* Instructions for the task: Read the listing and extract each line that includes the word "this".

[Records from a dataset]
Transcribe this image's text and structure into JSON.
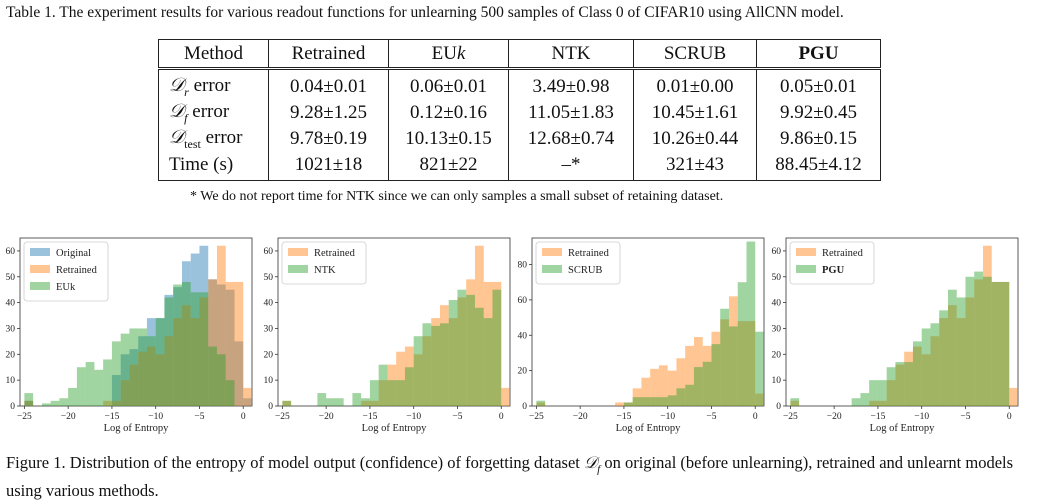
{
  "table": {
    "caption": "Table 1. The experiment results for various readout functions for unlearning 500 samples of Class 0 of CIFAR10 using AllCNN model.",
    "headers": [
      "Method",
      "Retrained",
      "EUk",
      "NTK",
      "SCRUB",
      "PGU"
    ],
    "rows": [
      {
        "label": "𝒟r error",
        "values": [
          "0.04±0.01",
          "0.06±0.01",
          "3.49±0.98",
          "0.01±0.00",
          "0.05±0.01"
        ]
      },
      {
        "label": "𝒟f error",
        "values": [
          "9.28±1.25",
          "0.12±0.16",
          "11.05±1.83",
          "10.45±1.61",
          "9.92±0.45"
        ]
      },
      {
        "label": "𝒟test error",
        "values": [
          "9.78±0.19",
          "10.13±0.15",
          "12.68±0.74",
          "10.26±0.44",
          "9.86±0.15"
        ]
      },
      {
        "label": "Time (s)",
        "values": [
          "1021±18",
          "821±22",
          "–*",
          "321±43",
          "88.45±4.12"
        ]
      }
    ],
    "footnote": "* We do not report time for NTK since we can only samples a small subset of retaining dataset."
  },
  "figure_caption": "Figure 1. Distribution of the entropy of model output (confidence) of forgetting dataset 𝒟f on original (before unlearning), retrained and unlearnt models using various methods.",
  "colors": {
    "blue": "#1f77b4",
    "orange": "#ff7f0e",
    "green": "#2ca02c"
  },
  "chart_data": [
    {
      "type": "bar",
      "xlabel": "Log of Entropy",
      "ylabel": "",
      "xlim": [
        -25.5,
        1
      ],
      "ylim": [
        0,
        65
      ],
      "xticks": [
        -25,
        -20,
        -15,
        -10,
        -5,
        0
      ],
      "yticks": [
        0,
        10,
        20,
        30,
        40,
        50,
        60
      ],
      "bin_edges": [
        -25,
        -24,
        -23,
        -22,
        -21,
        -20,
        -19,
        -18,
        -17,
        -16,
        -15,
        -14,
        -13,
        -12,
        -11,
        -10,
        -9,
        -8,
        -7,
        -6,
        -5,
        -4,
        -3,
        -2,
        -1,
        0
      ],
      "legend": "top-left",
      "series": [
        {
          "name": "Original",
          "color": "blue",
          "values": [
            2,
            0,
            0,
            0,
            0,
            0,
            0,
            0,
            0,
            0,
            12,
            20,
            22,
            27,
            34,
            34,
            43,
            46,
            56,
            59,
            62,
            49,
            47,
            45,
            25,
            3
          ]
        },
        {
          "name": "Retrained",
          "color": "orange",
          "values": [
            2,
            0,
            0,
            0,
            0,
            0,
            0,
            0,
            0,
            2,
            2,
            10,
            16,
            21,
            23,
            20,
            27,
            34,
            39,
            34,
            42,
            49,
            62,
            48,
            48,
            7
          ]
        },
        {
          "name": "EUk",
          "color": "green",
          "values": [
            5,
            0,
            1,
            2,
            3,
            7,
            15,
            17,
            14,
            18,
            25,
            28,
            30,
            30,
            27,
            34,
            42,
            47,
            48,
            44,
            44,
            23,
            20,
            10,
            0,
            0
          ]
        }
      ]
    },
    {
      "type": "bar",
      "xlabel": "Log of Entropy",
      "ylabel": "",
      "xlim": [
        -25.5,
        1
      ],
      "ylim": [
        0,
        65
      ],
      "xticks": [
        -25,
        -20,
        -15,
        -10,
        -5,
        0
      ],
      "yticks": [
        0,
        10,
        20,
        30,
        40,
        50,
        60
      ],
      "bin_edges": [
        -25,
        -24,
        -23,
        -22,
        -21,
        -20,
        -19,
        -18,
        -17,
        -16,
        -15,
        -14,
        -13,
        -12,
        -11,
        -10,
        -9,
        -8,
        -7,
        -6,
        -5,
        -4,
        -3,
        -2,
        -1,
        0
      ],
      "legend": "top-left",
      "series": [
        {
          "name": "Retrained",
          "color": "orange",
          "values": [
            2,
            0,
            0,
            0,
            0,
            0,
            0,
            0,
            0,
            2,
            2,
            10,
            16,
            21,
            23,
            20,
            27,
            34,
            39,
            34,
            42,
            49,
            62,
            48,
            48,
            7
          ]
        },
        {
          "name": "NTK",
          "color": "green",
          "values": [
            2,
            0,
            0,
            0,
            5,
            3,
            3,
            0,
            5,
            3,
            10,
            16,
            10,
            10,
            15,
            27,
            32,
            31,
            32,
            41,
            45,
            43,
            38,
            34,
            45,
            0
          ]
        }
      ]
    },
    {
      "type": "bar",
      "xlabel": "Log of Entropy",
      "ylabel": "",
      "xlim": [
        -25.5,
        1
      ],
      "ylim": [
        0,
        95
      ],
      "xticks": [
        -25,
        -20,
        -15,
        -10,
        -5,
        0
      ],
      "yticks": [
        0,
        20,
        40,
        60,
        80
      ],
      "bin_edges": [
        -25,
        -24,
        -23,
        -22,
        -21,
        -20,
        -19,
        -18,
        -17,
        -16,
        -15,
        -14,
        -13,
        -12,
        -11,
        -10,
        -9,
        -8,
        -7,
        -6,
        -5,
        -4,
        -3,
        -2,
        -1,
        0
      ],
      "legend": "top-left",
      "series": [
        {
          "name": "Retrained",
          "color": "orange",
          "values": [
            2,
            0,
            0,
            0,
            0,
            0,
            0,
            0,
            0,
            2,
            2,
            10,
            16,
            21,
            23,
            20,
            27,
            34,
            39,
            34,
            42,
            49,
            62,
            48,
            48,
            7
          ]
        },
        {
          "name": "SCRUB",
          "color": "green",
          "values": [
            3,
            0,
            0,
            0,
            0,
            0,
            0,
            0,
            0,
            0,
            2,
            5,
            5,
            5,
            5,
            6,
            10,
            12,
            22,
            25,
            35,
            55,
            45,
            70,
            93,
            42
          ]
        }
      ]
    },
    {
      "type": "bar",
      "xlabel": "Log of Entropy",
      "ylabel": "",
      "xlim": [
        -25.5,
        1
      ],
      "ylim": [
        0,
        65
      ],
      "xticks": [
        -25,
        -20,
        -15,
        -10,
        -5,
        0
      ],
      "yticks": [
        0,
        10,
        20,
        30,
        40,
        50,
        60
      ],
      "bin_edges": [
        -25,
        -24,
        -23,
        -22,
        -21,
        -20,
        -19,
        -18,
        -17,
        -16,
        -15,
        -14,
        -13,
        -12,
        -11,
        -10,
        -9,
        -8,
        -7,
        -6,
        -5,
        -4,
        -3,
        -2,
        -1,
        0
      ],
      "legend": "top-left",
      "series": [
        {
          "name": "Retrained",
          "color": "orange",
          "values": [
            2,
            0,
            0,
            0,
            0,
            0,
            0,
            0,
            0,
            2,
            2,
            10,
            16,
            21,
            23,
            20,
            27,
            34,
            39,
            34,
            42,
            49,
            62,
            48,
            48,
            7
          ]
        },
        {
          "name": "PGU",
          "color": "green",
          "values": [
            3,
            0,
            0,
            0,
            0,
            0,
            0,
            3,
            5,
            10,
            10,
            15,
            17,
            17,
            25,
            30,
            32,
            37,
            45,
            42,
            50,
            52,
            50,
            48,
            48,
            0
          ]
        }
      ]
    }
  ]
}
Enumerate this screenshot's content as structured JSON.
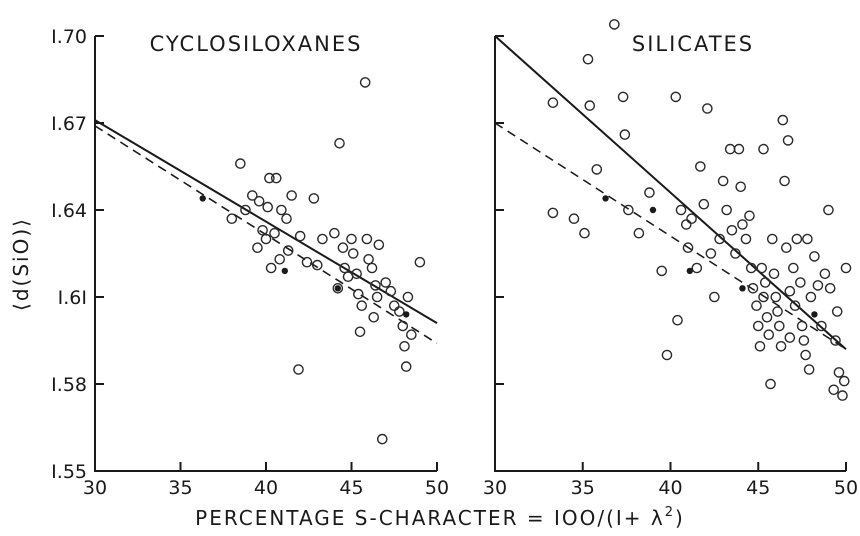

* Written answer:
Transcribe this image's text and structure into JSON.
Enumerate this screenshot's content as structured JSON.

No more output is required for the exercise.